→ **Your instructions**:
Write out all of the entries exactly, please.

→ **Source data**:
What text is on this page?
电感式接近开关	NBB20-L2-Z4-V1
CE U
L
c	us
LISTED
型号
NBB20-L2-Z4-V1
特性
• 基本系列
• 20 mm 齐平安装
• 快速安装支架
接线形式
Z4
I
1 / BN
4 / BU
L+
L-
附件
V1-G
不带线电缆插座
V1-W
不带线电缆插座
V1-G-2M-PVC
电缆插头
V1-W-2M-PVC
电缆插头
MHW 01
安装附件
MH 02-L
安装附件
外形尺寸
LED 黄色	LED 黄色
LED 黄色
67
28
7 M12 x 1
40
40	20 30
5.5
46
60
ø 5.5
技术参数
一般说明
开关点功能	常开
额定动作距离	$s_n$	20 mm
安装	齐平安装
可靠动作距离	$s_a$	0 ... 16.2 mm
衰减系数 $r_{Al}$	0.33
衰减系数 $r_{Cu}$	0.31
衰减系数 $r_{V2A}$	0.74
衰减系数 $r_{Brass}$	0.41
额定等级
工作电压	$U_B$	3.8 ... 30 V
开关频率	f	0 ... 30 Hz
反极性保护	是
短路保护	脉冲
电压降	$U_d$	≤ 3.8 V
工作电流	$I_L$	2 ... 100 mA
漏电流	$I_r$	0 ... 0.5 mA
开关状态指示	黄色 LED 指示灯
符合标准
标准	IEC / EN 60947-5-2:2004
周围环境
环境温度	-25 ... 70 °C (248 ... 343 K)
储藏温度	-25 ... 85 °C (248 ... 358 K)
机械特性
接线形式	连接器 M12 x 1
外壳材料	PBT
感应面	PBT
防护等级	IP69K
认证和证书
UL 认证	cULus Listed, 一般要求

→ **Full output**:
What text is on this page?
电感式接近开关	NBB20-L2-Z4-V1
CE U
L
c	us
LISTED
型号
NBB20-L2-Z4-V1
特性
• 基本系列
• 20 mm 齐平安装
• 快速安装支架
接线形式
Z4
I
1 / BN
4 / BU
L+
L-
附件
V1-G
不带线电缆插座
V1-W
不带线电缆插座
V1-G-2M-PVC
电缆插头
V1-W-2M-PVC
电缆插头
MHW 01
安装附件
MH 02-L
安装附件
外形尺寸
LED 黄色	LED 黄色
LED 黄色
67
28
7 M12 x 1
40
40	20 30
5.5
46
60
ø 5.5
技术参数
一般说明
开关点功能	常开
额定动作距离	$s_n$	20 mm
安装	齐平安装
可靠动作距离	$s_a$	0 ... 16.2 mm
衰减系数 $r_{Al}$	0.33
衰减系数 $r_{Cu}$	0.31
衰减系数 $r_{V2A}$	0.74
衰减系数 $r_{Brass}$	0.41
额定等级
工作电压	$U_B$	3.8 ... 30 V
开关频率	f	0 ... 30 Hz
反极性保护	是
短路保护	脉冲
电压降	$U_d$	≤ 3.8 V
工作电流	$I_L$	2 ... 100 mA
漏电流	$I_r$	0 ... 0.5 mA
开关状态指示	黄色 LED 指示灯
符合标准
标准	IEC / EN 60947-5-2:2004
周围环境
环境温度	-25 ... 70 °C (248 ... 343 K)
储藏温度	-25 ... 85 °C (248 ... 358 K)
机械特性
接线形式	连接器 M12 x 1
外壳材料	PBT
感应面	PBT
防护等级	IP69K
认证和证书
UL 认证	cULus Listed, 一般要求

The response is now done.